## Collected data
** BEGIN **
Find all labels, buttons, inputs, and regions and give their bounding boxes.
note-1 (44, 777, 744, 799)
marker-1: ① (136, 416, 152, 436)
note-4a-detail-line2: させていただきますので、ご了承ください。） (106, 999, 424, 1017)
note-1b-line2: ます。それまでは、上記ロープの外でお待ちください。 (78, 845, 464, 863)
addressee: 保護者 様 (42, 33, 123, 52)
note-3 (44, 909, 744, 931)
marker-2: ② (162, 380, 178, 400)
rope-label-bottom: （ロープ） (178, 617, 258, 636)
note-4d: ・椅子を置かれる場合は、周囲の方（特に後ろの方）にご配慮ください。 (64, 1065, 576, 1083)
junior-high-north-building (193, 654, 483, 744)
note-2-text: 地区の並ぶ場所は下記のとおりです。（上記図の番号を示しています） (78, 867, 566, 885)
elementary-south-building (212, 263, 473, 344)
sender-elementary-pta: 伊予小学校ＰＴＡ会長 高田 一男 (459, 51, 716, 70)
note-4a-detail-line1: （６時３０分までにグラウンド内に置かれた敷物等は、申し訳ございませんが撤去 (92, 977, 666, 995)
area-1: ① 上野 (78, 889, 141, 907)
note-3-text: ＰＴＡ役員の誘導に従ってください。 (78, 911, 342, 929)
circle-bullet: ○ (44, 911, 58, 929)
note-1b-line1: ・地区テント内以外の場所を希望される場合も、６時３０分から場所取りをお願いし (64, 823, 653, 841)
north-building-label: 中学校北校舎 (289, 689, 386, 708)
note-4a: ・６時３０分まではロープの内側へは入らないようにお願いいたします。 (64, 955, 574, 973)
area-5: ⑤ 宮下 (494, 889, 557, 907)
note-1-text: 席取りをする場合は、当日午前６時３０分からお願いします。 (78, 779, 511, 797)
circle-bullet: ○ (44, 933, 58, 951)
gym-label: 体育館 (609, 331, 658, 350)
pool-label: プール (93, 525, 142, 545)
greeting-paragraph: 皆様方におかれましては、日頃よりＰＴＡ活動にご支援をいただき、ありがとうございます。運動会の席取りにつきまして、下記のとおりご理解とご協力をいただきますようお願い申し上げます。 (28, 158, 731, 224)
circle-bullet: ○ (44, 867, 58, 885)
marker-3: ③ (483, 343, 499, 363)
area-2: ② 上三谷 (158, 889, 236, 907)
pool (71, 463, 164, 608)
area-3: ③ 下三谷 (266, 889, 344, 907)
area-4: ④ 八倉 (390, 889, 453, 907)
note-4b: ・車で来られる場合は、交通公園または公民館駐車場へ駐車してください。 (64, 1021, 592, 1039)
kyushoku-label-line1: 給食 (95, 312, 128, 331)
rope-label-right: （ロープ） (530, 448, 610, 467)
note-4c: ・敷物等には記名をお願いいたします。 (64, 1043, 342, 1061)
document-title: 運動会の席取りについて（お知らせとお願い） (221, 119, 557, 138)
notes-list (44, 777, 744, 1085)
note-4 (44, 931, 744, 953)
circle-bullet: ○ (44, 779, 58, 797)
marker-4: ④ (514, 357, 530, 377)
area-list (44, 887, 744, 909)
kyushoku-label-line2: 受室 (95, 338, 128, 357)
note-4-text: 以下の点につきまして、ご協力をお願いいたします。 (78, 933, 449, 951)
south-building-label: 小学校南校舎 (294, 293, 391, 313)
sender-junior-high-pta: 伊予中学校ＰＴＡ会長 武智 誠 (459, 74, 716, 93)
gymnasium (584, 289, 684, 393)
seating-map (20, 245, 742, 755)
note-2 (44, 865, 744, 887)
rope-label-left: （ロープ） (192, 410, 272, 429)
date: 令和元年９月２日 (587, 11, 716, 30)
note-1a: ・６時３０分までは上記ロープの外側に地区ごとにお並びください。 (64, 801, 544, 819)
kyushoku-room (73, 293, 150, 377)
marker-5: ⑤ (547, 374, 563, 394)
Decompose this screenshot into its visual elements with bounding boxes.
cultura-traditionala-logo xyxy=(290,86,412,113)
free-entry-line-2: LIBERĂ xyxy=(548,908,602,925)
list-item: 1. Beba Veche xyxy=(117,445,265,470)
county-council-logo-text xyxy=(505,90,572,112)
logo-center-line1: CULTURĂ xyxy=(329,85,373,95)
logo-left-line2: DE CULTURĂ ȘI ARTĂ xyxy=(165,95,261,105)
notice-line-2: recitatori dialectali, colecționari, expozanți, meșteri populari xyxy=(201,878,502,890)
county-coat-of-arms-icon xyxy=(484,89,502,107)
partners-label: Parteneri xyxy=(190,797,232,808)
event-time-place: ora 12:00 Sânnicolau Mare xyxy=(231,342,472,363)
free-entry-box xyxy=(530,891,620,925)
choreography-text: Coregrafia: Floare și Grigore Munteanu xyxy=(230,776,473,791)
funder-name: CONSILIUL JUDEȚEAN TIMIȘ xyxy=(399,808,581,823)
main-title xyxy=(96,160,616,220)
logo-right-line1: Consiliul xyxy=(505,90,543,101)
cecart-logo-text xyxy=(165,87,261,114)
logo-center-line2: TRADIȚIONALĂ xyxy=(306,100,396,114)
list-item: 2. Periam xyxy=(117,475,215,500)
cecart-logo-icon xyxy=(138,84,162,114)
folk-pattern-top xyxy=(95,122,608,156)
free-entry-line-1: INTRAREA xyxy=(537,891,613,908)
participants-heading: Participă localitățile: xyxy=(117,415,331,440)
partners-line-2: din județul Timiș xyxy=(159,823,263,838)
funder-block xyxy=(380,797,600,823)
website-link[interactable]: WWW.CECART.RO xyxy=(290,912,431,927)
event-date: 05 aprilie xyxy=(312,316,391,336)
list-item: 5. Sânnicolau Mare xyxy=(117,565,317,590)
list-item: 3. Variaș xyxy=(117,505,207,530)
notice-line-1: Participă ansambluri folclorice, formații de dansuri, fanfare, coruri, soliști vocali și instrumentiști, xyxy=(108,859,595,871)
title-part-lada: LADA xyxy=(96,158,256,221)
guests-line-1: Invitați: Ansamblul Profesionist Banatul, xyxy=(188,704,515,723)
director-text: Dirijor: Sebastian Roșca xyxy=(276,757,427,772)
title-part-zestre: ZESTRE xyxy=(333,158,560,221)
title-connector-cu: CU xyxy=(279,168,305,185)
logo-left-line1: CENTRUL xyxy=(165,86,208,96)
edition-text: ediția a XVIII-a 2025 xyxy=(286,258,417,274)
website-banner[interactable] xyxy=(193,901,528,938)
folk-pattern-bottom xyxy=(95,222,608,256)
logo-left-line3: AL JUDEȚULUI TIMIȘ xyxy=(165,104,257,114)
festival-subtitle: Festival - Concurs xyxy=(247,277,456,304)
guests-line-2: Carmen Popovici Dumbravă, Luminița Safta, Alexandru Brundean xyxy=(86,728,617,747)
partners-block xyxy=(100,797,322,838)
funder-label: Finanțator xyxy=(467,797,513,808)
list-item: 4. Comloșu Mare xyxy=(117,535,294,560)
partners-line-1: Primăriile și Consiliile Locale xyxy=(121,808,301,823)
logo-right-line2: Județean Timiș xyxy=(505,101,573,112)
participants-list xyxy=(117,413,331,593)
** END **
## WHAT YOU ARE ASKED TO DO
Copy out every line of the items above, keeping each one word for word, from the first to the last.

## CORRECT ANSWER
Find all labels, buttons, inputs, and regions and give their bounding boxes.
note-1 (44, 777, 744, 799)
marker-1: ① (136, 416, 152, 436)
note-4a-detail-line2: させていただきますので、ご了承ください。） (106, 999, 424, 1017)
note-1b-line2: ます。それまでは、上記ロープの外でお待ちください。 (78, 845, 464, 863)
addressee: 保護者 様 (42, 33, 123, 52)
note-3 (44, 909, 744, 931)
marker-2: ② (162, 380, 178, 400)
rope-label-bottom: （ロープ） (178, 617, 258, 636)
note-4d: ・椅子を置かれる場合は、周囲の方（特に後ろの方）にご配慮ください。 (64, 1065, 576, 1083)
junior-high-north-building (193, 654, 483, 744)
note-2-text: 地区の並ぶ場所は下記のとおりです。（上記図の番号を示しています） (78, 867, 566, 885)
elementary-south-building (212, 263, 473, 344)
sender-elementary-pta: 伊予小学校ＰＴＡ会長 高田 一男 (459, 51, 716, 70)
note-4a-detail-line1: （６時３０分までにグラウンド内に置かれた敷物等は、申し訳ございませんが撤去 (92, 977, 666, 995)
area-1: ① 上野 (78, 889, 141, 907)
note-3-text: ＰＴＡ役員の誘導に従ってください。 (78, 911, 342, 929)
circle-bullet: ○ (44, 911, 58, 929)
note-1b-line1: ・地区テント内以外の場所を希望される場合も、６時３０分から場所取りをお願いし (64, 823, 653, 841)
north-building-label: 中学校北校舎 (289, 689, 386, 708)
note-4a: ・６時３０分まではロープの内側へは入らないようにお願いいたします。 (64, 955, 574, 973)
area-5: ⑤ 宮下 (494, 889, 557, 907)
note-1-text: 席取りをする場合は、当日午前６時３０分からお願いします。 (78, 779, 511, 797)
circle-bullet: ○ (44, 933, 58, 951)
gym-label: 体育館 (609, 331, 658, 350)
pool-label: プール (93, 525, 142, 545)
greeting-paragraph: 皆様方におかれましては、日頃よりＰＴＡ活動にご支援をいただき、ありがとうございます。運動会の席取りにつきまして、下記のとおりご理解とご協力をいただきますようお願い申し上げます。 (28, 158, 731, 224)
circle-bullet: ○ (44, 867, 58, 885)
marker-3: ③ (483, 343, 499, 363)
area-2: ② 上三谷 (158, 889, 236, 907)
pool (71, 463, 164, 608)
area-3: ③ 下三谷 (266, 889, 344, 907)
area-4: ④ 八倉 (390, 889, 453, 907)
note-4b: ・車で来られる場合は、交通公園または公民館駐車場へ駐車してください。 (64, 1021, 592, 1039)
kyushoku-label-line1: 給食 (95, 312, 128, 331)
rope-label-right: （ロープ） (530, 448, 610, 467)
note-4c: ・敷物等には記名をお願いいたします。 (64, 1043, 342, 1061)
document-title: 運動会の席取りについて（お知らせとお願い） (221, 119, 557, 138)
notes-list (44, 777, 744, 1085)
note-4 (44, 931, 744, 953)
circle-bullet: ○ (44, 779, 58, 797)
marker-4: ④ (514, 357, 530, 377)
area-list (44, 887, 744, 909)
kyushoku-label-line2: 受室 (95, 338, 128, 357)
note-4-text: 以下の点につきまして、ご協力をお願いいたします。 (78, 933, 449, 951)
south-building-label: 小学校南校舎 (294, 293, 391, 313)
sender-junior-high-pta: 伊予中学校ＰＴＡ会長 武智 誠 (459, 74, 716, 93)
gymnasium (584, 289, 684, 393)
seating-map (20, 245, 742, 755)
note-2 (44, 865, 744, 887)
rope-label-left: （ロープ） (192, 410, 272, 429)
date: 令和元年９月２日 (587, 11, 716, 30)
note-1a: ・６時３０分までは上記ロープの外側に地区ごとにお並びください。 (64, 801, 544, 819)
kyushoku-room (73, 293, 150, 377)
marker-5: ⑤ (547, 374, 563, 394)
Decompose this screenshot into its visual elements with bounding boxes.
cultura-traditionala-logo xyxy=(290,86,412,113)
free-entry-line-2: LIBERĂ xyxy=(548,908,602,925)
list-item: 1. Beba Veche xyxy=(117,445,265,470)
county-council-logo-text xyxy=(505,90,572,112)
logo-center-line1: CULTURĂ xyxy=(329,85,373,95)
logo-left-line2: DE CULTURĂ ȘI ARTĂ xyxy=(165,95,261,105)
notice-line-2: recitatori dialectali, colecționari, expozanți, meșteri populari xyxy=(201,878,502,890)
county-coat-of-arms-icon xyxy=(484,89,502,107)
partners-label: Parteneri xyxy=(190,797,232,808)
event-time-place: ora 12:00 Sânnicolau Mare xyxy=(231,342,472,363)
free-entry-box xyxy=(530,891,620,925)
choreography-text: Coregrafia: Floare și Grigore Munteanu xyxy=(230,776,473,791)
funder-name: CONSILIUL JUDEȚEAN TIMIȘ xyxy=(399,808,581,823)
main-title xyxy=(96,160,616,220)
logo-right-line1: Consiliul xyxy=(505,90,543,101)
cecart-logo-text xyxy=(165,87,261,114)
logo-center-line2: TRADIȚIONALĂ xyxy=(306,100,396,114)
list-item: 2. Periam xyxy=(117,475,215,500)
cecart-logo-icon xyxy=(138,84,162,114)
folk-pattern-top xyxy=(95,122,608,156)
free-entry-line-1: INTRAREA xyxy=(537,891,613,908)
participants-heading: Participă localitățile: xyxy=(117,415,331,440)
partners-line-2: din județul Timiș xyxy=(159,823,263,838)
funder-block xyxy=(380,797,600,823)
website-link[interactable]: WWW.CECART.RO xyxy=(290,912,431,927)
event-date: 05 aprilie xyxy=(312,316,391,336)
list-item: 5. Sânnicolau Mare xyxy=(117,565,317,590)
list-item: 3. Variaș xyxy=(117,505,207,530)
notice-line-1: Participă ansambluri folclorice, formații de dansuri, fanfare, coruri, soliști vocali și instrumentiști, xyxy=(108,859,595,871)
title-part-lada: LADA xyxy=(96,158,256,221)
guests-line-1: Invitați: Ansamblul Profesionist Banatul, xyxy=(188,704,515,723)
director-text: Dirijor: Sebastian Roșca xyxy=(276,757,427,772)
title-part-zestre: ZESTRE xyxy=(333,158,560,221)
title-connector-cu: CU xyxy=(279,168,305,185)
logo-left-line1: CENTRUL xyxy=(165,86,208,96)
edition-text: ediția a XVIII-a 2025 xyxy=(286,258,417,274)
website-banner[interactable] xyxy=(193,901,528,938)
folk-pattern-bottom xyxy=(95,222,608,256)
logo-left-line3: AL JUDEȚULUI TIMIȘ xyxy=(165,104,257,114)
festival-subtitle: Festival - Concurs xyxy=(247,277,456,304)
guests-line-2: Carmen Popovici Dumbravă, Luminița Safta, Alexandru Brundean xyxy=(86,728,617,747)
partners-block xyxy=(100,797,322,838)
funder-label: Finanțator xyxy=(467,797,513,808)
list-item: 4. Comloșu Mare xyxy=(117,535,294,560)
partners-line-1: Primăriile și Consiliile Locale xyxy=(121,808,301,823)
logo-right-line2: Județean Timiș xyxy=(505,101,573,112)
participants-list xyxy=(117,413,331,593)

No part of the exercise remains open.